● **WHAT THE TASK REQUIRES**: Quote the records that follow in full and exactly; leave out the pictures.

● **RECORDED DATA**:
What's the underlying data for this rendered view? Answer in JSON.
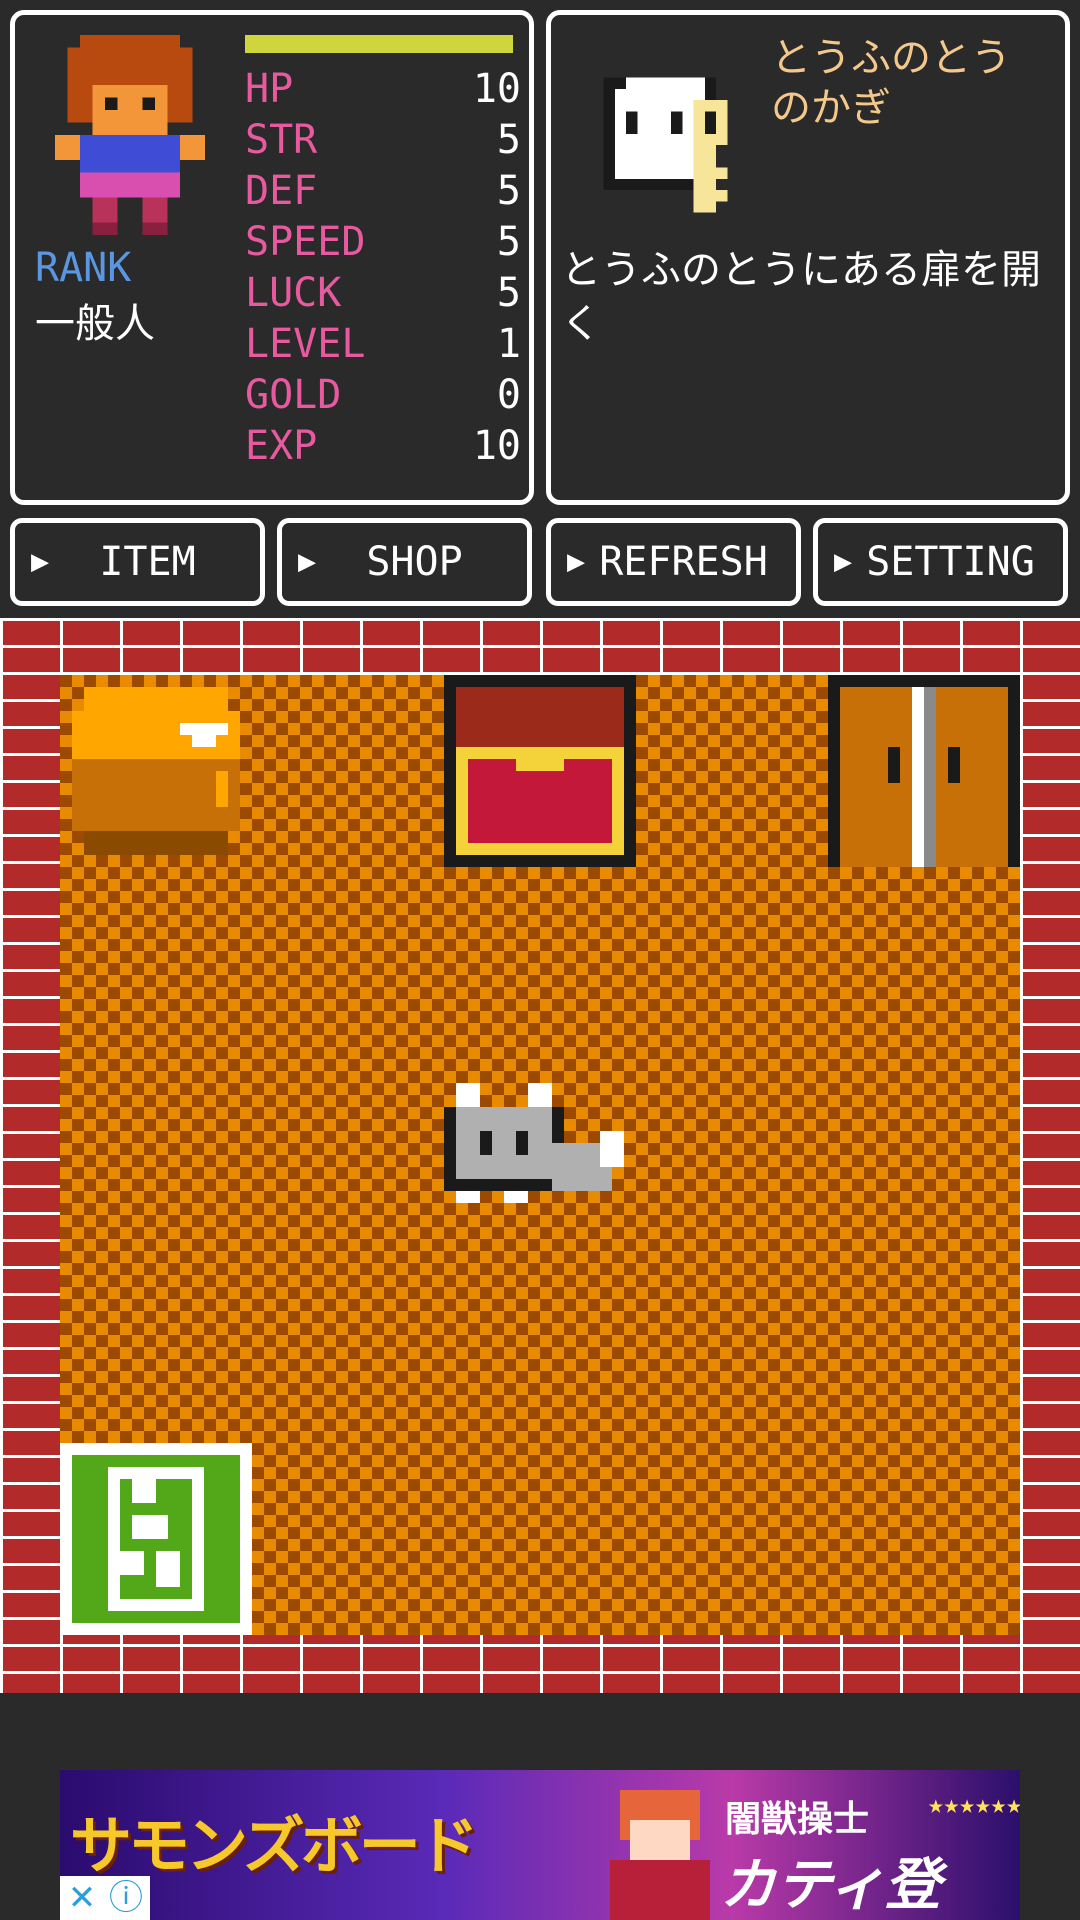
{
  "status": {
    "stats": [
      {
        "label": "HP",
        "value": "10"
      },
      {
        "label": "STR",
        "value": "5"
      },
      {
        "label": "DEF",
        "value": "5"
      },
      {
        "label": "SPEED",
        "value": "5"
      },
      {
        "label": "LUCK",
        "value": "5"
      },
      {
        "label": "LEVEL",
        "value": "1"
      },
      {
        "label": "GOLD",
        "value": "0"
      },
      {
        "label": "EXP",
        "value": "10"
      }
    ],
    "rank_label": "RANK",
    "rank_value": "一般人",
    "hp_fill": 1.0
  },
  "item": {
    "name": "とうふのとうのかぎ",
    "description": "とうふのとうにある扉を開く"
  },
  "menu": {
    "item": "ITEM",
    "shop": "SHOP",
    "refresh": "REFRESH",
    "setting": "SETTING",
    "arrow": "▶"
  },
  "field": {
    "tiles": [
      "pot",
      "treasure-chest",
      "door",
      "cat",
      "exit-sign"
    ]
  },
  "ad": {
    "logo": "サモンズボード",
    "title1": "闇獣操士",
    "stars": "★★★★★★★",
    "title2": "カティ登場!!",
    "close": "✕",
    "info": "ⓘ"
  },
  "colors": {
    "stat_label": "#e85aa0",
    "rank_label": "#5b97e0",
    "item_name": "#f4c88b",
    "hp_bar": "#cfd53d",
    "brick": "#b22a2a",
    "floor_dark": "#9c4a00",
    "floor_light": "#e88b00"
  }
}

● **ANSWER FOR THIS EXERCISE**:
What's the underlying data for this rendered view? Answer in JSON.
{
  "status": {
    "stats": [
      {
        "label": "HP",
        "value": "10"
      },
      {
        "label": "STR",
        "value": "5"
      },
      {
        "label": "DEF",
        "value": "5"
      },
      {
        "label": "SPEED",
        "value": "5"
      },
      {
        "label": "LUCK",
        "value": "5"
      },
      {
        "label": "LEVEL",
        "value": "1"
      },
      {
        "label": "GOLD",
        "value": "0"
      },
      {
        "label": "EXP",
        "value": "10"
      }
    ],
    "rank_label": "RANK",
    "rank_value": "一般人",
    "hp_fill": 1.0
  },
  "item": {
    "name": "とうふのとうのかぎ",
    "description": "とうふのとうにある扉を開く"
  },
  "menu": {
    "item": "ITEM",
    "shop": "SHOP",
    "refresh": "REFRESH",
    "setting": "SETTING",
    "arrow": "▶"
  },
  "field": {
    "tiles": [
      "pot",
      "treasure-chest",
      "door",
      "cat",
      "exit-sign"
    ]
  },
  "ad": {
    "logo": "サモンズボード",
    "title1": "闇獣操士",
    "stars": "★★★★★★★",
    "title2": "カティ登場!!",
    "close": "✕",
    "info": "ⓘ"
  },
  "colors": {
    "stat_label": "#e85aa0",
    "rank_label": "#5b97e0",
    "item_name": "#f4c88b",
    "hp_bar": "#cfd53d",
    "brick": "#b22a2a",
    "floor_dark": "#9c4a00",
    "floor_light": "#e88b00"
  }
}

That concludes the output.